● **Stated goal**:
Each record below is to be copied word for word, with pictures removed.

● **Given data**:

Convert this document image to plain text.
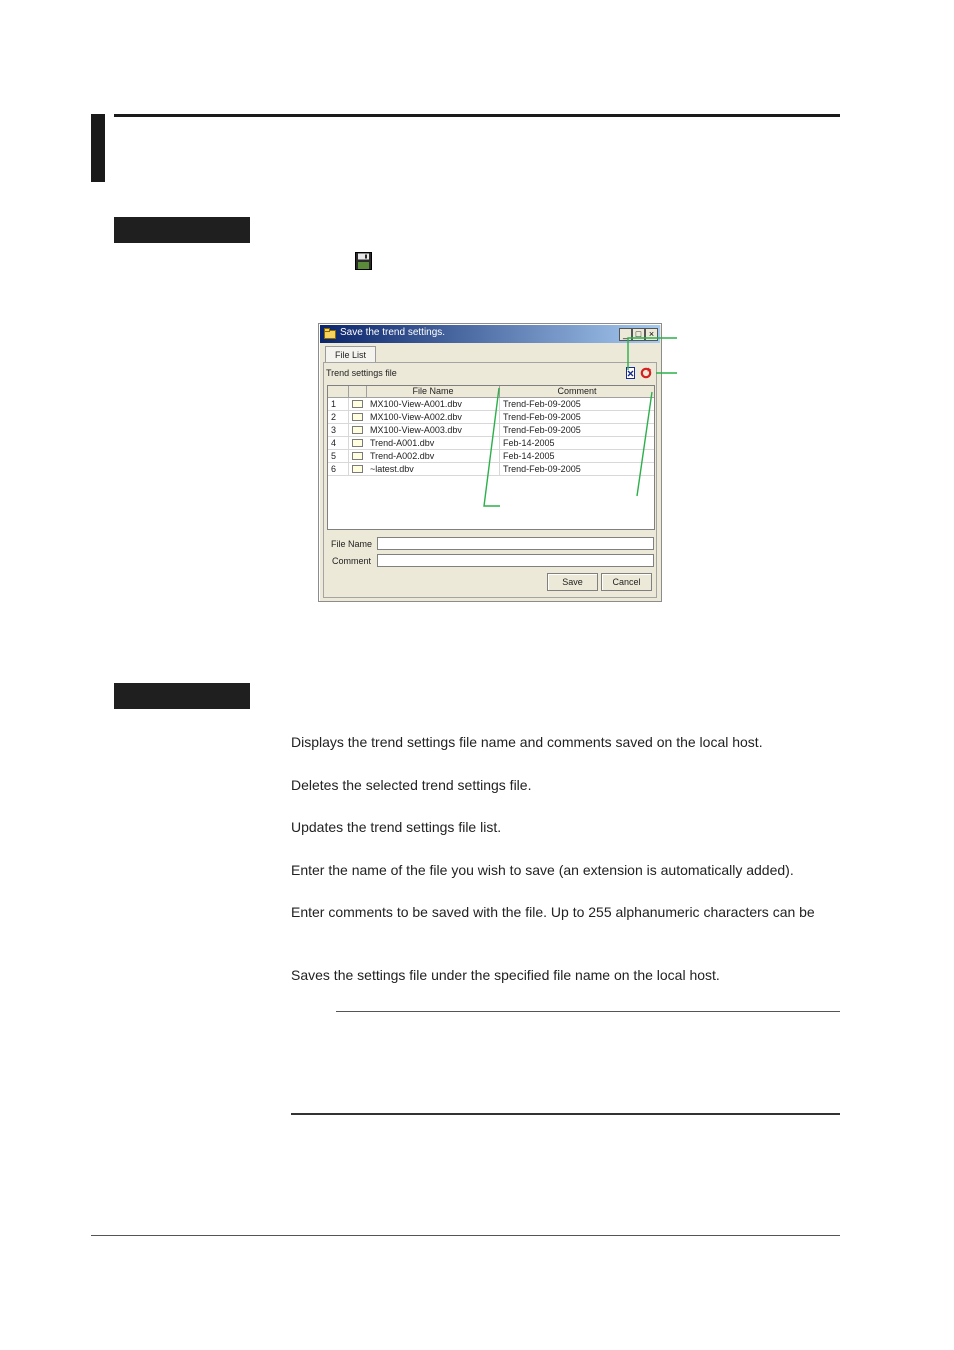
Save the trend settings.	_ □ ×
File List
Trend settings file
File Name	Comment
1	MX100-View-A001.dbv	Trend-Feb-09-2005
2	MX100-View-A002.dbv	Trend-Feb-09-2005
3	MX100-View-A003.dbv	Trend-Feb-09-2005
4	Trend-A001.dbv	Feb-14-2005
5	Trend-A002.dbv	Feb-14-2005
6	~latest.dbv	Trend-Feb-09-2005
File Name
Comment
Save	Cancel
Displays the trend settings file name and comments saved on the local host.
Deletes the selected trend settings file.
Updates the trend settings file list.
Enter the name of the file you wish to save (an extension is automatically added).
Enter comments to be saved with the file. Up to 255 alphanumeric characters can be
Saves the settings file under the specified file name on the local host.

● **Right answer**:
Convert this document image to plain text.
Save the trend settings.	_ □ ×
File List
Trend settings file
File Name	Comment
1	MX100-View-A001.dbv	Trend-Feb-09-2005
2	MX100-View-A002.dbv	Trend-Feb-09-2005
3	MX100-View-A003.dbv	Trend-Feb-09-2005
4	Trend-A001.dbv	Feb-14-2005
5	Trend-A002.dbv	Feb-14-2005
6	~latest.dbv	Trend-Feb-09-2005
File Name
Comment
Save	Cancel
Displays the trend settings file name and comments saved on the local host.
Deletes the selected trend settings file.
Updates the trend settings file list.
Enter the name of the file you wish to save (an extension is automatically added).
Enter comments to be saved with the file. Up to 255 alphanumeric characters can be
Saves the settings file under the specified file name on the local host.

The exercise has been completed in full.